**Exercise**
Copy each line containing the word "name" from the records that follow, please.

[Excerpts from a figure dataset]

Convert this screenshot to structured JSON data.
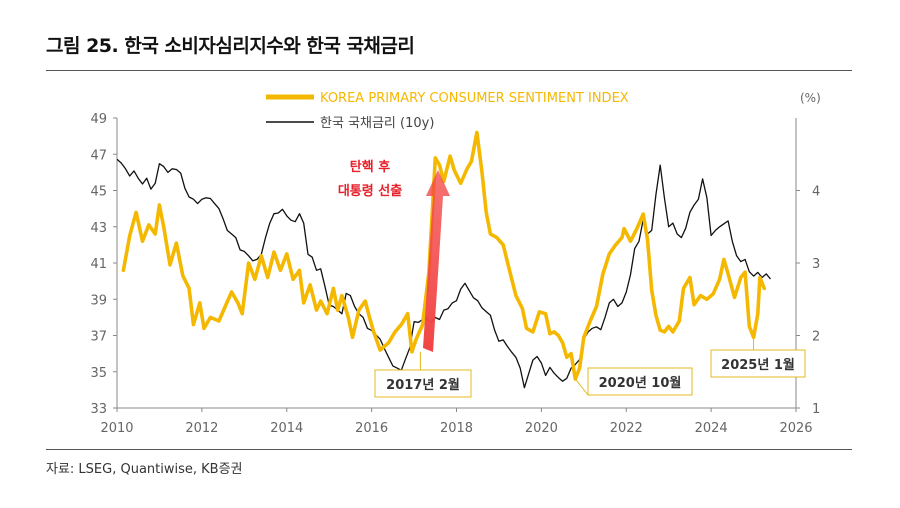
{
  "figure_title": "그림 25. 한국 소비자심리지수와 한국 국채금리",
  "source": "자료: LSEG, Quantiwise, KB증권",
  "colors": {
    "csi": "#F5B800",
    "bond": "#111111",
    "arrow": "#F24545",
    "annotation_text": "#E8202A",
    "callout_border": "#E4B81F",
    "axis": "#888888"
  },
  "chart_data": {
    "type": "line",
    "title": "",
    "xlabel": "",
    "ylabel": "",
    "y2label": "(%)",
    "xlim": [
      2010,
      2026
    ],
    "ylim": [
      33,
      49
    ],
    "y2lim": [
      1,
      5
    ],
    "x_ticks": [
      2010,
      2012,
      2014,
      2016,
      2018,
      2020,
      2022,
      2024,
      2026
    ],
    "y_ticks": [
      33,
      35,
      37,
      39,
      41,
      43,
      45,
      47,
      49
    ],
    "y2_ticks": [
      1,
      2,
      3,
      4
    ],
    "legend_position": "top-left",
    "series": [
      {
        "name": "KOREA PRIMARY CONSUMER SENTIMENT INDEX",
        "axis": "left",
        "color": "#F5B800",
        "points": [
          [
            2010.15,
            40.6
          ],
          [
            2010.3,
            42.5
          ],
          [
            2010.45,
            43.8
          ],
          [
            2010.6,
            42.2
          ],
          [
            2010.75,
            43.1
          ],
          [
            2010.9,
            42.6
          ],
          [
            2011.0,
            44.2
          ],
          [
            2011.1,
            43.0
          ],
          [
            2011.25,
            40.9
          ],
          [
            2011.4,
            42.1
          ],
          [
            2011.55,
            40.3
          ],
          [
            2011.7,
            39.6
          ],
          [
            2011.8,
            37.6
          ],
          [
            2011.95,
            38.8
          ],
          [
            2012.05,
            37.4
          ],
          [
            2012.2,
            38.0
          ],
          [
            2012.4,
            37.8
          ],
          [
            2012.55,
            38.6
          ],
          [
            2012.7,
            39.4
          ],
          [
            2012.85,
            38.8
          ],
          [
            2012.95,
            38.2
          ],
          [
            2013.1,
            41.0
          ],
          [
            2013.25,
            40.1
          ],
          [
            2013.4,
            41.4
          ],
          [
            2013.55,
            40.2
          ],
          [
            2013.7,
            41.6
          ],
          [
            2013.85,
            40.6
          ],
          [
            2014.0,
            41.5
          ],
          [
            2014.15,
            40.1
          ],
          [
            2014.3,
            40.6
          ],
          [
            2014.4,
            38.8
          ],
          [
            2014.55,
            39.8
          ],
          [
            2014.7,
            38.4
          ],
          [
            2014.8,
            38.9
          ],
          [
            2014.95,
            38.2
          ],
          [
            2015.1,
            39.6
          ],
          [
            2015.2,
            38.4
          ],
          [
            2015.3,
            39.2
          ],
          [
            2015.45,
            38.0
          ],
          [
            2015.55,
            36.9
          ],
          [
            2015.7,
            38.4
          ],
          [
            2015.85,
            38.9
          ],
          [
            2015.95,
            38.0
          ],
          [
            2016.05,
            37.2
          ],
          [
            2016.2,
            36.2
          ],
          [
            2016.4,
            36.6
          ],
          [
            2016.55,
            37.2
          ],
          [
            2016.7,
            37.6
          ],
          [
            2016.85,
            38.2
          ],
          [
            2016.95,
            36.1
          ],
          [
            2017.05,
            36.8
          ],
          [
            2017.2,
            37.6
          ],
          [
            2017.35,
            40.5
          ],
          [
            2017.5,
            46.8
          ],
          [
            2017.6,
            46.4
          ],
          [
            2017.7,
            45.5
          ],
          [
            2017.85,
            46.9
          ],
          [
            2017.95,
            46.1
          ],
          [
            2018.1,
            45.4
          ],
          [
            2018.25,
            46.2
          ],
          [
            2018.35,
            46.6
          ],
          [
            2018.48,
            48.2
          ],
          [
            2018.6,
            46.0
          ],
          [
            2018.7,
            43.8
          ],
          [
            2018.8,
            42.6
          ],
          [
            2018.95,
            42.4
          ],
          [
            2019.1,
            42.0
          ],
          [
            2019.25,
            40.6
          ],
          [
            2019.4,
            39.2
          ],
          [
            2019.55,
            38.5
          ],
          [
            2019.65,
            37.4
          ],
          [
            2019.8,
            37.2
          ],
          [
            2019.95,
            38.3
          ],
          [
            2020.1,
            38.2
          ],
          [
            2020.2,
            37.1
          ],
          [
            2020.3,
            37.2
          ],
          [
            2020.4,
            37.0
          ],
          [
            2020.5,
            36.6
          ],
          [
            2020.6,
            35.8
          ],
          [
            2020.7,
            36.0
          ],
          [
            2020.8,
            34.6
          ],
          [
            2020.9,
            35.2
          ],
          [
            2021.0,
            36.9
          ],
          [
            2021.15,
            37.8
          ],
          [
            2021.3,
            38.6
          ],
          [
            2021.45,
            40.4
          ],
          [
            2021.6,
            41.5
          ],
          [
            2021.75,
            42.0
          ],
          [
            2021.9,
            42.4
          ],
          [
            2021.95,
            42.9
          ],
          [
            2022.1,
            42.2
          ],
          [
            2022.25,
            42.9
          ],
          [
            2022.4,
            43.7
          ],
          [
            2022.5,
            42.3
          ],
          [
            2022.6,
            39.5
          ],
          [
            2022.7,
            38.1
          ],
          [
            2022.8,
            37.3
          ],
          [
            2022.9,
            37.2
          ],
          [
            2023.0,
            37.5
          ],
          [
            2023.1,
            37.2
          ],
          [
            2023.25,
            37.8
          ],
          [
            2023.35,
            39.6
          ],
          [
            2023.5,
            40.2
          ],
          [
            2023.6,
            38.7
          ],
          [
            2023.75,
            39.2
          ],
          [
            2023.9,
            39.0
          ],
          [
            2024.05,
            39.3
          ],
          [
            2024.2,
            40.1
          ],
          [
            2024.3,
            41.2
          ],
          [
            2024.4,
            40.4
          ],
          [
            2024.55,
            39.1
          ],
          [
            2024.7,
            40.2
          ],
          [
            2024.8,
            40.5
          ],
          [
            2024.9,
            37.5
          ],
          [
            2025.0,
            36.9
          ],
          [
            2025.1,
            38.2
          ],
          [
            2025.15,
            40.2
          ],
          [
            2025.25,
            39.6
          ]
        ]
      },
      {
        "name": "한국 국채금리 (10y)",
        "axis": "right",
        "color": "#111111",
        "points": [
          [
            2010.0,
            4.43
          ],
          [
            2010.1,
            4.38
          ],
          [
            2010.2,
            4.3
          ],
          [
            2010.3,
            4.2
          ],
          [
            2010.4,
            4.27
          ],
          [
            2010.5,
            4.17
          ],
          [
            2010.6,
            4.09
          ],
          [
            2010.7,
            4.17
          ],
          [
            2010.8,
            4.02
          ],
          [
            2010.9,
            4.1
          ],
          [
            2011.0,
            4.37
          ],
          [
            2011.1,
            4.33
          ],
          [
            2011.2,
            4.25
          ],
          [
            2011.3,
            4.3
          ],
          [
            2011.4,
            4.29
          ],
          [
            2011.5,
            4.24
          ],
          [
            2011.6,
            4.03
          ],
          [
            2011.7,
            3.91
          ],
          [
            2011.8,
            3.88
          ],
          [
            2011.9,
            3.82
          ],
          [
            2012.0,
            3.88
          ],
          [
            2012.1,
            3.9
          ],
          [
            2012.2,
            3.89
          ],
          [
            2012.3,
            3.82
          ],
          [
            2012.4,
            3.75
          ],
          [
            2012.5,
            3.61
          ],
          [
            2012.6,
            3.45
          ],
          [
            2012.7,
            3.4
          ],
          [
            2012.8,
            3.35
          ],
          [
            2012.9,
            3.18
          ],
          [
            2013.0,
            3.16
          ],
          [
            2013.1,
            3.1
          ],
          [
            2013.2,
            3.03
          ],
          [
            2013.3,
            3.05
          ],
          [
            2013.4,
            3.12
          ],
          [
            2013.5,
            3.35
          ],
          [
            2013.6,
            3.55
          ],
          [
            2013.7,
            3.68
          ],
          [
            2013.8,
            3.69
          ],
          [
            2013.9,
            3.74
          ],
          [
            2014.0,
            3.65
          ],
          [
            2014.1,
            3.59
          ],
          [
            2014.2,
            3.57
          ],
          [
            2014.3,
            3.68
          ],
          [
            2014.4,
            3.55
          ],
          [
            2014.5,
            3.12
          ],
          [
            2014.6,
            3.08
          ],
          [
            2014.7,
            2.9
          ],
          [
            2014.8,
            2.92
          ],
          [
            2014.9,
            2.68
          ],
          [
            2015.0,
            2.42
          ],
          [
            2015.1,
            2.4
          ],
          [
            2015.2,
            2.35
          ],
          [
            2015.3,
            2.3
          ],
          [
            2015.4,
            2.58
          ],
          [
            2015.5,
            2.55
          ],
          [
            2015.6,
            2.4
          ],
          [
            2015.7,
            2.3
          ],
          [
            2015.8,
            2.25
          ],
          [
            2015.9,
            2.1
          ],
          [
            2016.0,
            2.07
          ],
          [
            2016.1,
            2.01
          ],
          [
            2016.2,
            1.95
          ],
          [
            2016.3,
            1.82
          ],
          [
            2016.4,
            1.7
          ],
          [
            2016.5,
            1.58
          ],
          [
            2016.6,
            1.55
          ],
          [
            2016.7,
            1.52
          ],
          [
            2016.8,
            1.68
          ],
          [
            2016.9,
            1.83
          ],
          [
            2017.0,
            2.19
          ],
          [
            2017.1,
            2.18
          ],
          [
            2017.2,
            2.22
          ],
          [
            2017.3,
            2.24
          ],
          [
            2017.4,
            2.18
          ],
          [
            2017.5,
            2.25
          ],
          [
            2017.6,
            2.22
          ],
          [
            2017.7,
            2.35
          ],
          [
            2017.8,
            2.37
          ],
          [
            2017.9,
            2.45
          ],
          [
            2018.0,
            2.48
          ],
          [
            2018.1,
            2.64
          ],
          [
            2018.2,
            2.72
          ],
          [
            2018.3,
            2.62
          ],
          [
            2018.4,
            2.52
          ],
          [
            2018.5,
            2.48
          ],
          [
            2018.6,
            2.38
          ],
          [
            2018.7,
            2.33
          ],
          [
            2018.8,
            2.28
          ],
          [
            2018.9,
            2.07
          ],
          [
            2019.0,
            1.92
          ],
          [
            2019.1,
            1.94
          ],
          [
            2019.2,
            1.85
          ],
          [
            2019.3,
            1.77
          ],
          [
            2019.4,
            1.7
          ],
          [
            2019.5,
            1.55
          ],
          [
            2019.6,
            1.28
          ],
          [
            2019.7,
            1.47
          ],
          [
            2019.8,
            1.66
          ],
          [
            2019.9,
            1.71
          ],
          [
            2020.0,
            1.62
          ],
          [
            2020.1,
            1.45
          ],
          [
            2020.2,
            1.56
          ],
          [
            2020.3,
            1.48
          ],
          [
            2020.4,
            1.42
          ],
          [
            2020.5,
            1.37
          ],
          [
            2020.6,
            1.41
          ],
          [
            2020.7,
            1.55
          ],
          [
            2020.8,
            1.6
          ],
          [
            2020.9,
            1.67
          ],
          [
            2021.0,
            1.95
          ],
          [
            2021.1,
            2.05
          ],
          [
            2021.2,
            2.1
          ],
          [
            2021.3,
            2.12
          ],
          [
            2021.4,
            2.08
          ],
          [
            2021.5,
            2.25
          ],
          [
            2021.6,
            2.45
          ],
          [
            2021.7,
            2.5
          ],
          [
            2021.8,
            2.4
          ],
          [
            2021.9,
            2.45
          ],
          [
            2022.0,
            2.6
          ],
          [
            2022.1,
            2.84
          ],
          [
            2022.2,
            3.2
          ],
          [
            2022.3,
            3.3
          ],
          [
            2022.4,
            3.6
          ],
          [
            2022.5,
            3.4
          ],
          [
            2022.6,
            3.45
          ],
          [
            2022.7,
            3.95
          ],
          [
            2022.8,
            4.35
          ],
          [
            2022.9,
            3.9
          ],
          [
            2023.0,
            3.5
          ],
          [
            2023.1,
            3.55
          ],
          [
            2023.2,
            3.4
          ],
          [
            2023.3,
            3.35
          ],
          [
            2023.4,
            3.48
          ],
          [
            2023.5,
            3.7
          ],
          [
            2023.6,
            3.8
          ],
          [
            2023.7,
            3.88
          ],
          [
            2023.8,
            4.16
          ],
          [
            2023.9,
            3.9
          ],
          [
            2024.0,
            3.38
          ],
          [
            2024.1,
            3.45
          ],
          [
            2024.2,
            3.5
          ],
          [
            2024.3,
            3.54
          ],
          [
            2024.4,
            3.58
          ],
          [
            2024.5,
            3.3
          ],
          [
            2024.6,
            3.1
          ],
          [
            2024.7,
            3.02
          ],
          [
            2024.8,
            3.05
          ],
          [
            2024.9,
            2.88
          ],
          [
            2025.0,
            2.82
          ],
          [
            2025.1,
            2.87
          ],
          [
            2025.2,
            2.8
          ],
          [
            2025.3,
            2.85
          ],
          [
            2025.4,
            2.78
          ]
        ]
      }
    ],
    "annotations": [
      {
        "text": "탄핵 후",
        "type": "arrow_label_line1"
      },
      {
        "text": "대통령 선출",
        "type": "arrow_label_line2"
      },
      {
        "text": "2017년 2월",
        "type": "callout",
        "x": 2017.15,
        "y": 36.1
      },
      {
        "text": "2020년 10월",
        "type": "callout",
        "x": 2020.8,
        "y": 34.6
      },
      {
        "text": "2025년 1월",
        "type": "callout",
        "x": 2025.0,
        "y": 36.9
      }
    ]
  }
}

**Answer below**
        "name": "KOREA PRIMARY CONSUMER SENTIMENT INDEX",
        "name": "한국 국채금리 (10y)",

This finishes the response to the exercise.